Problem statement » Each entry below must be repeated exactly, with pictures left out.

Provided data »
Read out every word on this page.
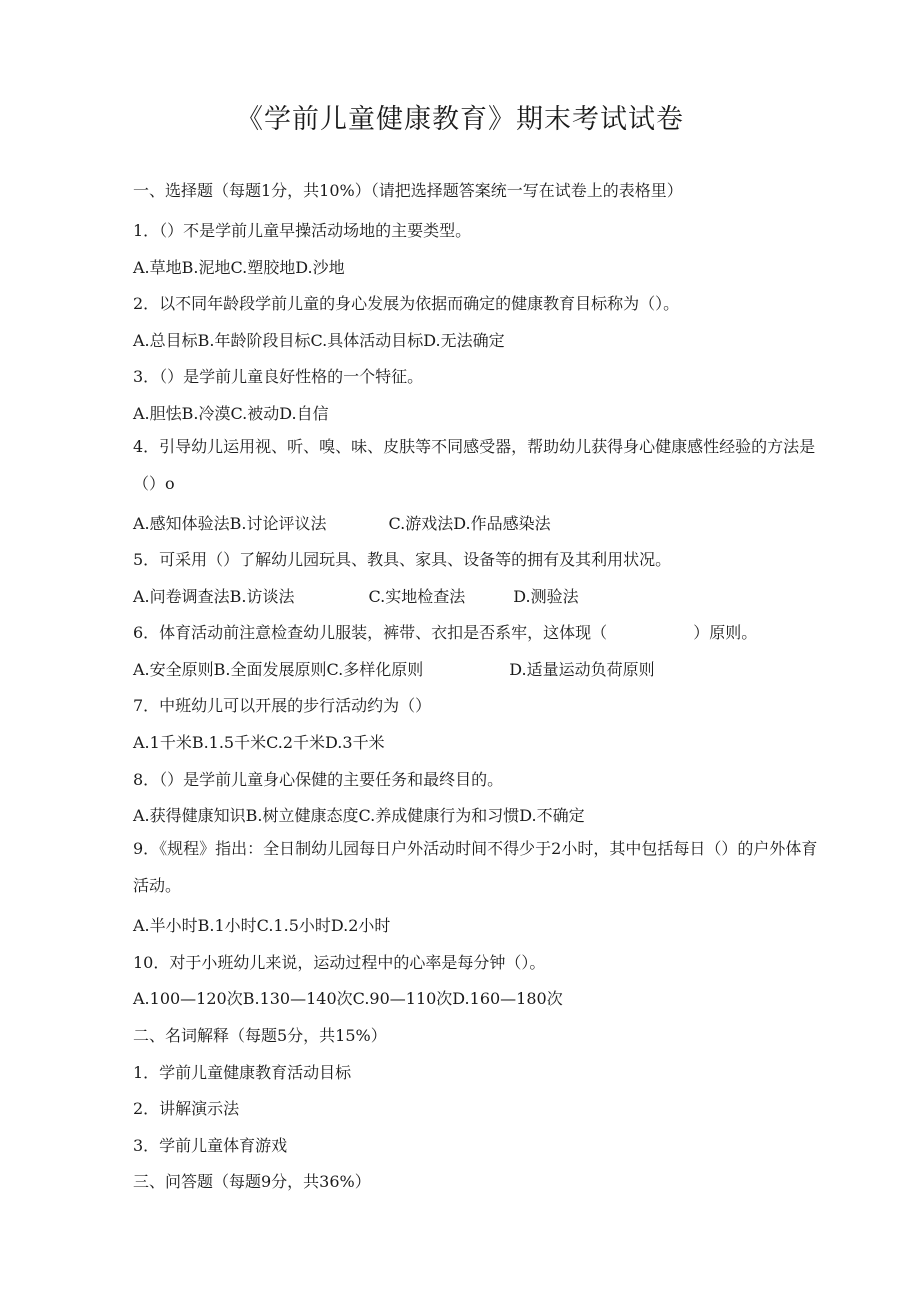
《学前儿童健康教育》期末考试试卷
一、选择题（每题1分，共10%）（请把选择题答案统一写在试卷上的表格里）
1．（）不是学前儿童早操活动场地的主要类型。
A.草地B.泥地C.塑胶地D.沙地
2．以不同年龄段学前儿童的身心发展为依据而确定的健康教育目标称为（）。
A.总目标B.年龄阶段目标C.具体活动目标D.无法确定
3．（）是学前儿童良好性格的一个特征。
A.胆怯B.冷漠C.被动D.自信
4．引导幼儿运用视、听、嗅、味、皮肤等不同感受器，帮助幼儿获得身心健康感性经验的方法是（）o
A.感知体验法B.讨论评议法	C.游戏法D.作品感染法
5．可采用（）了解幼儿园玩具、教具、家具、设备等的拥有及其利用状况。
A.问卷调查法B.访谈法	C.实地检查法	D.测验法
6．体育活动前注意检查幼儿服装，裤带、衣扣是否系牢，这体现（	）原则。
A.安全原则B.全面发展原则C.多样化原则	D.适量运动负荷原则
7．中班幼儿可以开展的步行活动约为（）
A.1千米B.1.5千米C.2千米D.3千米
8．（）是学前儿童身心保健的主要任务和最终目的。
A.获得健康知识B.树立健康态度C.养成健康行为和习惯D.不确定
9．《规程》指出：全日制幼儿园每日户外活动时间不得少于2小时，其中包括每日（）的户外体育活动。
A.半小时B.1小时C.1.5小时D.2小时
10．对于小班幼儿来说，运动过程中的心率是每分钟（）。
A.100—120次B.130—140次C.90—110次D.160—180次
二、名词解释（每题5分，共15%）
1．学前儿童健康教育活动目标
2．讲解演示法
3．学前儿童体育游戏
三、问答题（每题9分，共36%）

The reply »
Read out every word on this page.
《学前儿童健康教育》期末考试试卷
一、选择题（每题1分，共10%）（请把选择题答案统一写在试卷上的表格里）
1．（）不是学前儿童早操活动场地的主要类型。
A.草地B.泥地C.塑胶地D.沙地
2．以不同年龄段学前儿童的身心发展为依据而确定的健康教育目标称为（）。
A.总目标B.年龄阶段目标C.具体活动目标D.无法确定
3．（）是学前儿童良好性格的一个特征。
A.胆怯B.冷漠C.被动D.自信
4．引导幼儿运用视、听、嗅、味、皮肤等不同感受器，帮助幼儿获得身心健康感性经验的方法是（）o
A.感知体验法B.讨论评议法	C.游戏法D.作品感染法
5．可采用（）了解幼儿园玩具、教具、家具、设备等的拥有及其利用状况。
A.问卷调查法B.访谈法	C.实地检查法	D.测验法
6．体育活动前注意检查幼儿服装，裤带、衣扣是否系牢，这体现（	）原则。
A.安全原则B.全面发展原则C.多样化原则	D.适量运动负荷原则
7．中班幼儿可以开展的步行活动约为（）
A.1千米B.1.5千米C.2千米D.3千米
8．（）是学前儿童身心保健的主要任务和最终目的。
A.获得健康知识B.树立健康态度C.养成健康行为和习惯D.不确定
9．《规程》指出：全日制幼儿园每日户外活动时间不得少于2小时，其中包括每日（）的户外体育活动。
A.半小时B.1小时C.1.5小时D.2小时
10．对于小班幼儿来说，运动过程中的心率是每分钟（）。
A.100—120次B.130—140次C.90—110次D.160—180次
二、名词解释（每题5分，共15%）
1．学前儿童健康教育活动目标
2．讲解演示法
3．学前儿童体育游戏
三、问答题（每题9分，共36%）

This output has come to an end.